• [RECORD EXTRACTS]
================================

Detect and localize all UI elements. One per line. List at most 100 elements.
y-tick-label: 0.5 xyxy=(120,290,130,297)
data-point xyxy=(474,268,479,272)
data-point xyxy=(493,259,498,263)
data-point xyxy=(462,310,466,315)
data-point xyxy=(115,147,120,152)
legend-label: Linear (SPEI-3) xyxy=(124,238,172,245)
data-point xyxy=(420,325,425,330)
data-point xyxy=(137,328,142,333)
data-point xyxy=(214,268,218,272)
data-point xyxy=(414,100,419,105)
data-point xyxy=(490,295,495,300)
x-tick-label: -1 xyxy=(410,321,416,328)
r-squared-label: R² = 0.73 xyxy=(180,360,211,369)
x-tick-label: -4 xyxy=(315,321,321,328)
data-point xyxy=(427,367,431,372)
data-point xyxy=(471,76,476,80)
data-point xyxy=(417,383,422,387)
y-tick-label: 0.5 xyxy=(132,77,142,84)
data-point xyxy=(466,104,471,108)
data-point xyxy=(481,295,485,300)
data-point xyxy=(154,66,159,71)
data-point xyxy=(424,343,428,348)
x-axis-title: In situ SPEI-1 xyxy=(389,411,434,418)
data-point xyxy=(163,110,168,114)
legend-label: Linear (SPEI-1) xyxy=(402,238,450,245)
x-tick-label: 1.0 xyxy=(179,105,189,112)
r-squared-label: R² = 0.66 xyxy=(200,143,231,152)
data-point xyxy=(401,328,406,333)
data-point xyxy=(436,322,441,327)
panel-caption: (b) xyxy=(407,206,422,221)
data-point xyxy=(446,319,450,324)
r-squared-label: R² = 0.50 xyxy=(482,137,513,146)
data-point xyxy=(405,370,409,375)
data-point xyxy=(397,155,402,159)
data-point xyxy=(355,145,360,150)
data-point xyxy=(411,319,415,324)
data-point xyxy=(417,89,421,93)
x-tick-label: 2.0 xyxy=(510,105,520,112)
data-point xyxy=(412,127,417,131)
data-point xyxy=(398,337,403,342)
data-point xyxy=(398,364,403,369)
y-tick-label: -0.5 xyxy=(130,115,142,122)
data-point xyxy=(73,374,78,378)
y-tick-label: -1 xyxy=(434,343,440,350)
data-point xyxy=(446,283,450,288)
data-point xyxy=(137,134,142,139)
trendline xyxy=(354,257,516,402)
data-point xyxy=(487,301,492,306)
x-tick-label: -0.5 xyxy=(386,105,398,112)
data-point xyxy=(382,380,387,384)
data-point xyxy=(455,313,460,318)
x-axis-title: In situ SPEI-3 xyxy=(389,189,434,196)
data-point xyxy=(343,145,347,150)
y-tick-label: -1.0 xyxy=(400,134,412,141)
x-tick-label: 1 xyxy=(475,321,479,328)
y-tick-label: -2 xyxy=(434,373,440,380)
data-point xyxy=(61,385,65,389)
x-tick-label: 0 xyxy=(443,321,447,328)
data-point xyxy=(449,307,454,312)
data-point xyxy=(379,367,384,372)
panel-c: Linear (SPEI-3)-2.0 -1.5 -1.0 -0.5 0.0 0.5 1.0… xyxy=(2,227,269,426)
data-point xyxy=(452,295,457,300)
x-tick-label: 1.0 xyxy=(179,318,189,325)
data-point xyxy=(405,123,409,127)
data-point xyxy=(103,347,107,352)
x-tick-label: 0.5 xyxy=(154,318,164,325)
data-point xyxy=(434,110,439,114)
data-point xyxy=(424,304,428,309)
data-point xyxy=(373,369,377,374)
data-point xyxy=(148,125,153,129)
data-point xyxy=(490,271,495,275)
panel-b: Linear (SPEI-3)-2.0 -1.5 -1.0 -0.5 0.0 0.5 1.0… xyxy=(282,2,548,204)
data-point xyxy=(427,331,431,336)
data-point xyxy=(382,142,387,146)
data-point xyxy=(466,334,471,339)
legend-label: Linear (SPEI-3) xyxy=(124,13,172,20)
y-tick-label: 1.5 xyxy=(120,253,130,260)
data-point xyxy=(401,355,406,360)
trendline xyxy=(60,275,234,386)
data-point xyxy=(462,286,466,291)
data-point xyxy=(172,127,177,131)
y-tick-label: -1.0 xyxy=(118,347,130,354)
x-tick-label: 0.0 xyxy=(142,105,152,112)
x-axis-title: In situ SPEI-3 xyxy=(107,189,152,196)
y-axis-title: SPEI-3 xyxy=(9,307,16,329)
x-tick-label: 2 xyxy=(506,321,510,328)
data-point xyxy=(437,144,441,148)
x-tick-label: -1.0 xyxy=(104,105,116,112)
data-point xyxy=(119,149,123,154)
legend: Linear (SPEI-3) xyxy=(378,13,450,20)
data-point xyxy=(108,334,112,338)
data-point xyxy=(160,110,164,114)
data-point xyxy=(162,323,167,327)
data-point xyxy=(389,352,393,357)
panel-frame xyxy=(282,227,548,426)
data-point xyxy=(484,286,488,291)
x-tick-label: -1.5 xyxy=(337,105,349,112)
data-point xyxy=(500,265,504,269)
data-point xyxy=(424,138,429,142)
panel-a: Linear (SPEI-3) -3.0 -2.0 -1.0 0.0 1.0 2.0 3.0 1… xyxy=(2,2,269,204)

================================

• [YOUR GOAL]
Please rename every "data-point" in the records above to "marker", and write out all the records again with nothing else changed.

• [FULL SOLUTION]
Detect and localize all UI elements. One per line. List at most 100 elements.
y-tick-label: 0.5 xyxy=(120,290,130,297)
marker xyxy=(474,268,479,272)
marker xyxy=(493,259,498,263)
marker xyxy=(462,310,466,315)
marker xyxy=(115,147,120,152)
legend-label: Linear (SPEI-3) xyxy=(124,238,172,245)
marker xyxy=(420,325,425,330)
marker xyxy=(137,328,142,333)
marker xyxy=(214,268,218,272)
marker xyxy=(414,100,419,105)
marker xyxy=(490,295,495,300)
x-tick-label: -1 xyxy=(410,321,416,328)
r-squared-label: R² = 0.73 xyxy=(180,360,211,369)
x-tick-label: -4 xyxy=(315,321,321,328)
marker xyxy=(427,367,431,372)
marker xyxy=(471,76,476,80)
marker xyxy=(417,383,422,387)
y-tick-label: 0.5 xyxy=(132,77,142,84)
marker xyxy=(466,104,471,108)
marker xyxy=(481,295,485,300)
marker xyxy=(154,66,159,71)
marker xyxy=(424,343,428,348)
x-axis-title: In situ SPEI-1 xyxy=(389,411,434,418)
marker xyxy=(163,110,168,114)
legend-label: Linear (SPEI-1) xyxy=(402,238,450,245)
x-tick-label: 1.0 xyxy=(179,105,189,112)
r-squared-label: R² = 0.66 xyxy=(200,143,231,152)
marker xyxy=(401,328,406,333)
marker xyxy=(436,322,441,327)
panel-caption: (b) xyxy=(407,206,422,221)
marker xyxy=(446,319,450,324)
r-squared-label: R² = 0.50 xyxy=(482,137,513,146)
marker xyxy=(405,370,409,375)
marker xyxy=(397,155,402,159)
marker xyxy=(355,145,360,150)
marker xyxy=(411,319,415,324)
marker xyxy=(417,89,421,93)
x-tick-label: 2.0 xyxy=(510,105,520,112)
marker xyxy=(412,127,417,131)
marker xyxy=(398,337,403,342)
marker xyxy=(398,364,403,369)
y-tick-label: -0.5 xyxy=(130,115,142,122)
marker xyxy=(73,374,78,378)
y-tick-label: -1 xyxy=(434,343,440,350)
marker xyxy=(446,283,450,288)
marker xyxy=(137,134,142,139)
trendline xyxy=(354,257,516,402)
marker xyxy=(487,301,492,306)
x-tick-label: -0.5 xyxy=(386,105,398,112)
marker xyxy=(382,380,387,384)
marker xyxy=(455,313,460,318)
x-axis-title: In situ SPEI-3 xyxy=(389,189,434,196)
marker xyxy=(343,145,347,150)
y-tick-label: -1.0 xyxy=(400,134,412,141)
x-tick-label: 1 xyxy=(475,321,479,328)
y-tick-label: -2 xyxy=(434,373,440,380)
marker xyxy=(61,385,65,389)
x-tick-label: 0 xyxy=(443,321,447,328)
marker xyxy=(449,307,454,312)
marker xyxy=(379,367,384,372)
panel-c: Linear (SPEI-3)-2.0 -1.5 -1.0 -0.5 0.0 0.5 1.0… xyxy=(2,227,269,426)
marker xyxy=(452,295,457,300)
x-tick-label: 1.0 xyxy=(179,318,189,325)
marker xyxy=(405,123,409,127)
marker xyxy=(103,347,107,352)
x-tick-label: 0.5 xyxy=(154,318,164,325)
marker xyxy=(434,110,439,114)
marker xyxy=(424,304,428,309)
marker xyxy=(373,369,377,374)
marker xyxy=(148,125,153,129)
marker xyxy=(490,271,495,275)
panel-b: Linear (SPEI-3)-2.0 -1.5 -1.0 -0.5 0.0 0.5 1.0… xyxy=(282,2,548,204)
marker xyxy=(427,331,431,336)
marker xyxy=(382,142,387,146)
marker xyxy=(466,334,471,339)
legend-label: Linear (SPEI-3) xyxy=(124,13,172,20)
y-tick-label: 1.5 xyxy=(120,253,130,260)
marker xyxy=(401,355,406,360)
trendline xyxy=(60,275,234,386)
marker xyxy=(462,286,466,291)
marker xyxy=(172,127,177,131)
y-tick-label: -1.0 xyxy=(118,347,130,354)
x-tick-label: 0.0 xyxy=(142,105,152,112)
x-axis-title: In situ SPEI-3 xyxy=(107,189,152,196)
y-axis-title: SPEI-3 xyxy=(9,307,16,329)
x-tick-label: 2 xyxy=(506,321,510,328)
marker xyxy=(437,144,441,148)
x-tick-label: -1.0 xyxy=(104,105,116,112)
marker xyxy=(119,149,123,154)
legend: Linear (SPEI-3) xyxy=(378,13,450,20)
marker xyxy=(108,334,112,338)
marker xyxy=(160,110,164,114)
marker xyxy=(162,323,167,327)
marker xyxy=(389,352,393,357)
panel-frame xyxy=(282,227,548,426)
marker xyxy=(484,286,488,291)
x-tick-label: -1.5 xyxy=(337,105,349,112)
marker xyxy=(500,265,504,269)
marker xyxy=(424,138,429,142)
panel-a: Linear (SPEI-3) -3.0 -2.0 -1.0 0.0 1.0 2.0 3.0 1… xyxy=(2,2,269,204)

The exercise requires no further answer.